━━━ SUPPLIED DATA

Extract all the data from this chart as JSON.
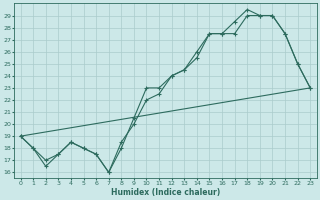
{
  "xlabel": "Humidex (Indice chaleur)",
  "bg_color": "#cce8e8",
  "grid_color": "#aacccc",
  "line_color": "#2d6b5e",
  "xlim": [
    -0.5,
    23.5
  ],
  "ylim": [
    15.5,
    30.0
  ],
  "xticks": [
    0,
    1,
    2,
    3,
    4,
    5,
    6,
    7,
    8,
    9,
    10,
    11,
    12,
    13,
    14,
    15,
    16,
    17,
    18,
    19,
    20,
    21,
    22,
    23
  ],
  "yticks": [
    16,
    17,
    18,
    19,
    20,
    21,
    22,
    23,
    24,
    25,
    26,
    27,
    28,
    29
  ],
  "line1_x": [
    0,
    1,
    2,
    3,
    4,
    5,
    6,
    7,
    8,
    9,
    10,
    11,
    12,
    13,
    14,
    15,
    16,
    17,
    18,
    19,
    20,
    21,
    22,
    23
  ],
  "line1_y": [
    19,
    18,
    17,
    17.5,
    18.5,
    18,
    17.5,
    16,
    18,
    20.5,
    23,
    23,
    24,
    24.5,
    25.5,
    27.5,
    27.5,
    27.5,
    29,
    29,
    29,
    27.5,
    25,
    23
  ],
  "line2_x": [
    0,
    1,
    2,
    3,
    4,
    5,
    6,
    7,
    8,
    9,
    10,
    11,
    12,
    13,
    14,
    15,
    16,
    17,
    18,
    19,
    20,
    21,
    22,
    23
  ],
  "line2_y": [
    19,
    18,
    16.5,
    17.5,
    18.5,
    18,
    17.5,
    16,
    18.5,
    20,
    22,
    22.5,
    24,
    24.5,
    26,
    27.5,
    27.5,
    28.5,
    29.5,
    29,
    29,
    27.5,
    25,
    23
  ],
  "line3_x": [
    0,
    23
  ],
  "line3_y": [
    19.0,
    23.0
  ]
}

━━━━━━

Reproduce all of the material above word for word. Omit the pictures.

_WORKED ANSWER_
Extract all the data from this chart as JSON.
{
  "xlabel": "Humidex (Indice chaleur)",
  "bg_color": "#cce8e8",
  "grid_color": "#aacccc",
  "line_color": "#2d6b5e",
  "xlim": [
    -0.5,
    23.5
  ],
  "ylim": [
    15.5,
    30.0
  ],
  "xticks": [
    0,
    1,
    2,
    3,
    4,
    5,
    6,
    7,
    8,
    9,
    10,
    11,
    12,
    13,
    14,
    15,
    16,
    17,
    18,
    19,
    20,
    21,
    22,
    23
  ],
  "yticks": [
    16,
    17,
    18,
    19,
    20,
    21,
    22,
    23,
    24,
    25,
    26,
    27,
    28,
    29
  ],
  "line1_x": [
    0,
    1,
    2,
    3,
    4,
    5,
    6,
    7,
    8,
    9,
    10,
    11,
    12,
    13,
    14,
    15,
    16,
    17,
    18,
    19,
    20,
    21,
    22,
    23
  ],
  "line1_y": [
    19,
    18,
    17,
    17.5,
    18.5,
    18,
    17.5,
    16,
    18,
    20.5,
    23,
    23,
    24,
    24.5,
    25.5,
    27.5,
    27.5,
    27.5,
    29,
    29,
    29,
    27.5,
    25,
    23
  ],
  "line2_x": [
    0,
    1,
    2,
    3,
    4,
    5,
    6,
    7,
    8,
    9,
    10,
    11,
    12,
    13,
    14,
    15,
    16,
    17,
    18,
    19,
    20,
    21,
    22,
    23
  ],
  "line2_y": [
    19,
    18,
    16.5,
    17.5,
    18.5,
    18,
    17.5,
    16,
    18.5,
    20,
    22,
    22.5,
    24,
    24.5,
    26,
    27.5,
    27.5,
    28.5,
    29.5,
    29,
    29,
    27.5,
    25,
    23
  ],
  "line3_x": [
    0,
    23
  ],
  "line3_y": [
    19.0,
    23.0
  ]
}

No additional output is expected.